WRITTEN INSTRUCTION:
Without including any images, reproduce each entry exactly.

── RECORDED DATA

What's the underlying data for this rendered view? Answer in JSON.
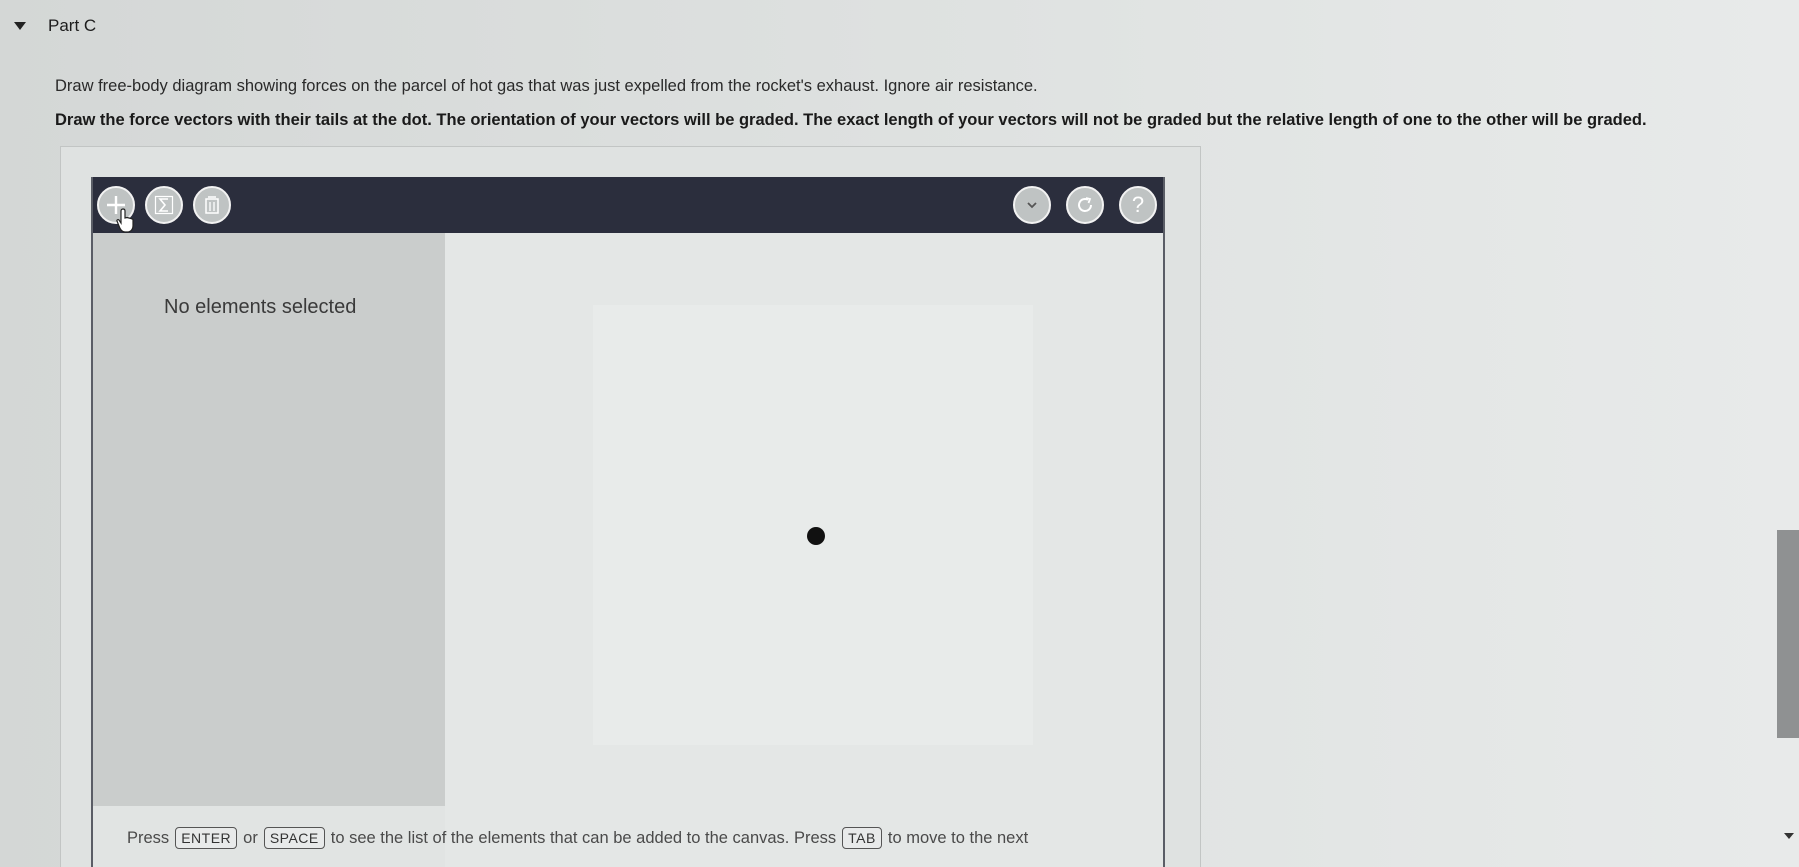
{
  "part": {
    "title": "Part C"
  },
  "question": {
    "instruction": "Draw free-body diagram showing forces on the parcel of hot gas that was just expelled from the rocket's exhaust. Ignore air resistance.",
    "instruction_bold": "Draw the force vectors with their tails at the dot.  The orientation of your vectors will be graded. The exact length of your vectors will not be graded but the relative length of one to the other will be graded."
  },
  "toolbar": {
    "left_buttons": [
      {
        "name": "add-vector-button",
        "icon": "plus-icon"
      },
      {
        "name": "sum-button",
        "icon": "sigma-icon"
      },
      {
        "name": "delete-button",
        "icon": "trash-icon"
      }
    ],
    "right_buttons": [
      {
        "name": "menu-button",
        "icon": "chevron-down-icon"
      },
      {
        "name": "reset-button",
        "icon": "rotate-icon"
      },
      {
        "name": "help-button",
        "icon": "question-icon"
      }
    ]
  },
  "side_panel": {
    "status_text": "No elements selected"
  },
  "hint": {
    "press": "Press",
    "key_enter": "ENTER",
    "or": "or",
    "key_space": "SPACE",
    "middle": "to see the list of the elements that can be added to the canvas. Press",
    "key_tab": "TAB",
    "end": "to move to the next"
  },
  "colors": {
    "toolbar_bg": "#2b2e3d",
    "side_panel_bg": "#cacdcc",
    "canvas_bg": "#e4e7e6",
    "dot": "#111111"
  }
}
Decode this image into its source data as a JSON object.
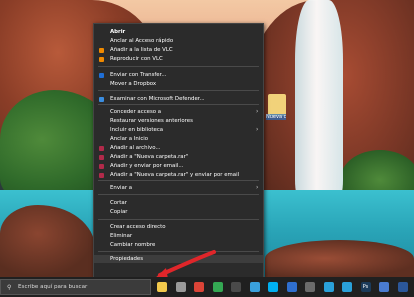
{
  "context_menu": {
    "items": [
      {
        "label": "Abrir",
        "bold": true,
        "icon": "",
        "color": ""
      },
      {
        "label": "Anclar al Acceso rápido",
        "icon": "",
        "color": ""
      },
      {
        "label": "Añadir a la lista de VLC",
        "icon": "vlc-icon",
        "color": "#f08a00"
      },
      {
        "label": "Reproducir con VLC",
        "icon": "vlc-icon",
        "color": "#f08a00"
      },
      {
        "label": "Enviar con Transfer...",
        "icon": "dropbox-icon",
        "color": "#1f6fd6"
      },
      {
        "label": "Mover a Dropbox",
        "icon": "",
        "color": ""
      },
      {
        "label": "Examinar con Microsoft Defender...",
        "icon": "defender-icon",
        "color": "#3a8de0"
      },
      {
        "label": "Conceder acceso a",
        "icon": "",
        "color": "",
        "submenu": true
      },
      {
        "label": "Restaurar versiones anteriores",
        "icon": "",
        "color": ""
      },
      {
        "label": "Incluir en biblioteca",
        "icon": "",
        "color": "",
        "submenu": true
      },
      {
        "label": "Anclar a Inicio",
        "icon": "",
        "color": ""
      },
      {
        "label": "Añadir al archivo...",
        "icon": "winrar-icon",
        "color": "#b22a4a"
      },
      {
        "label": "Añadir a \"Nueva carpeta.rar\"",
        "icon": "winrar-icon",
        "color": "#b22a4a"
      },
      {
        "label": "Añadir y enviar por email...",
        "icon": "winrar-icon",
        "color": "#b22a4a"
      },
      {
        "label": "Añadir a \"Nueva carpeta.rar\" y enviar por email",
        "icon": "winrar-icon",
        "color": "#b22a4a"
      },
      {
        "label": "Enviar a",
        "icon": "",
        "color": "",
        "submenu": true
      },
      {
        "label": "Cortar",
        "icon": "",
        "color": ""
      },
      {
        "label": "Copiar",
        "icon": "",
        "color": ""
      },
      {
        "label": "Crear acceso directo",
        "icon": "",
        "color": ""
      },
      {
        "label": "Eliminar",
        "icon": "",
        "color": ""
      },
      {
        "label": "Cambiar nombre",
        "icon": "",
        "color": ""
      },
      {
        "label": "Propiedades",
        "icon": "",
        "color": "",
        "highlighted": true
      }
    ]
  },
  "desktop": {
    "folder_label": "Nueva carpeta"
  },
  "taskbar": {
    "search_placeholder": "Escribe aquí para buscar",
    "icons": [
      {
        "name": "file-explorer-icon",
        "color": "#f2c94c"
      },
      {
        "name": "settings-icon",
        "color": "#9a9a9a"
      },
      {
        "name": "chrome-icon",
        "color": "#db4437"
      },
      {
        "name": "chrome-alt-icon",
        "color": "#34a853"
      },
      {
        "name": "circle-app-icon",
        "color": "#4a4a4a"
      },
      {
        "name": "edge-icon",
        "color": "#3aa0dc"
      },
      {
        "name": "skype-icon",
        "color": "#00aff0"
      },
      {
        "name": "mail-icon",
        "color": "#2f6fcf"
      },
      {
        "name": "app-icon",
        "color": "#6b6b6b"
      },
      {
        "name": "telegram-icon",
        "color": "#2aa1da"
      },
      {
        "name": "telegram-alt-icon",
        "color": "#2aa1da"
      },
      {
        "name": "photoshop-icon",
        "color": "#1c3b5a",
        "text": "Ps"
      },
      {
        "name": "app-blue-icon",
        "color": "#4a7bd0"
      },
      {
        "name": "word-icon",
        "color": "#2b579a"
      }
    ]
  },
  "annotation": {
    "arrow_color": "#e0262a"
  }
}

────

OUTPUT OF THE TASK:
What's the underlying data for this rendered view? Answer in JSON.
{
  "part": {
    "title": "Part C"
  },
  "question": {
    "instruction": "Draw free-body diagram showing forces on the parcel of hot gas that was just expelled from the rocket's exhaust. Ignore air resistance.",
    "instruction_bold": "Draw the force vectors with their tails at the dot.  The orientation of your vectors will be graded. The exact length of your vectors will not be graded but the relative length of one to the other will be graded."
  },
  "toolbar": {
    "left_buttons": [
      {
        "name": "add-vector-button",
        "icon": "plus-icon"
      },
      {
        "name": "sum-button",
        "icon": "sigma-icon"
      },
      {
        "name": "delete-button",
        "icon": "trash-icon"
      }
    ],
    "right_buttons": [
      {
        "name": "menu-button",
        "icon": "chevron-down-icon"
      },
      {
        "name": "reset-button",
        "icon": "rotate-icon"
      },
      {
        "name": "help-button",
        "icon": "question-icon"
      }
    ]
  },
  "side_panel": {
    "status_text": "No elements selected"
  },
  "hint": {
    "press": "Press",
    "key_enter": "ENTER",
    "or": "or",
    "key_space": "SPACE",
    "middle": "to see the list of the elements that can be added to the canvas. Press",
    "key_tab": "TAB",
    "end": "to move to the next"
  },
  "colors": {
    "toolbar_bg": "#2b2e3d",
    "side_panel_bg": "#cacdcc",
    "canvas_bg": "#e4e7e6",
    "dot": "#111111"
  }
}
Decode this image into its source data as a JSON object.
{
  "context_menu": {
    "items": [
      {
        "label": "Abrir",
        "bold": true,
        "icon": "",
        "color": ""
      },
      {
        "label": "Anclar al Acceso rápido",
        "icon": "",
        "color": ""
      },
      {
        "label": "Añadir a la lista de VLC",
        "icon": "vlc-icon",
        "color": "#f08a00"
      },
      {
        "label": "Reproducir con VLC",
        "icon": "vlc-icon",
        "color": "#f08a00"
      },
      {
        "label": "Enviar con Transfer...",
        "icon": "dropbox-icon",
        "color": "#1f6fd6"
      },
      {
        "label": "Mover a Dropbox",
        "icon": "",
        "color": ""
      },
      {
        "label": "Examinar con Microsoft Defender...",
        "icon": "defender-icon",
        "color": "#3a8de0"
      },
      {
        "label": "Conceder acceso a",
        "icon": "",
        "color": "",
        "submenu": true
      },
      {
        "label": "Restaurar versiones anteriores",
        "icon": "",
        "color": ""
      },
      {
        "label": "Incluir en biblioteca",
        "icon": "",
        "color": "",
        "submenu": true
      },
      {
        "label": "Anclar a Inicio",
        "icon": "",
        "color": ""
      },
      {
        "label": "Añadir al archivo...",
        "icon": "winrar-icon",
        "color": "#b22a4a"
      },
      {
        "label": "Añadir a \"Nueva carpeta.rar\"",
        "icon": "winrar-icon",
        "color": "#b22a4a"
      },
      {
        "label": "Añadir y enviar por email...",
        "icon": "winrar-icon",
        "color": "#b22a4a"
      },
      {
        "label": "Añadir a \"Nueva carpeta.rar\" y enviar por email",
        "icon": "winrar-icon",
        "color": "#b22a4a"
      },
      {
        "label": "Enviar a",
        "icon": "",
        "color": "",
        "submenu": true
      },
      {
        "label": "Cortar",
        "icon": "",
        "color": ""
      },
      {
        "label": "Copiar",
        "icon": "",
        "color": ""
      },
      {
        "label": "Crear acceso directo",
        "icon": "",
        "color": ""
      },
      {
        "label": "Eliminar",
        "icon": "",
        "color": ""
      },
      {
        "label": "Cambiar nombre",
        "icon": "",
        "color": ""
      },
      {
        "label": "Propiedades",
        "icon": "",
        "color": "",
        "highlighted": true
      }
    ]
  },
  "desktop": {
    "folder_label": "Nueva carpeta"
  },
  "taskbar": {
    "search_placeholder": "Escribe aquí para buscar",
    "icons": [
      {
        "name": "file-explorer-icon",
        "color": "#f2c94c"
      },
      {
        "name": "settings-icon",
        "color": "#9a9a9a"
      },
      {
        "name": "chrome-icon",
        "color": "#db4437"
      },
      {
        "name": "chrome-alt-icon",
        "color": "#34a853"
      },
      {
        "name": "circle-app-icon",
        "color": "#4a4a4a"
      },
      {
        "name": "edge-icon",
        "color": "#3aa0dc"
      },
      {
        "name": "skype-icon",
        "color": "#00aff0"
      },
      {
        "name": "mail-icon",
        "color": "#2f6fcf"
      },
      {
        "name": "app-icon",
        "color": "#6b6b6b"
      },
      {
        "name": "telegram-icon",
        "color": "#2aa1da"
      },
      {
        "name": "telegram-alt-icon",
        "color": "#2aa1da"
      },
      {
        "name": "photoshop-icon",
        "color": "#1c3b5a",
        "text": "Ps"
      },
      {
        "name": "app-blue-icon",
        "color": "#4a7bd0"
      },
      {
        "name": "word-icon",
        "color": "#2b579a"
      }
    ]
  },
  "annotation": {
    "arrow_color": "#e0262a"
  }
}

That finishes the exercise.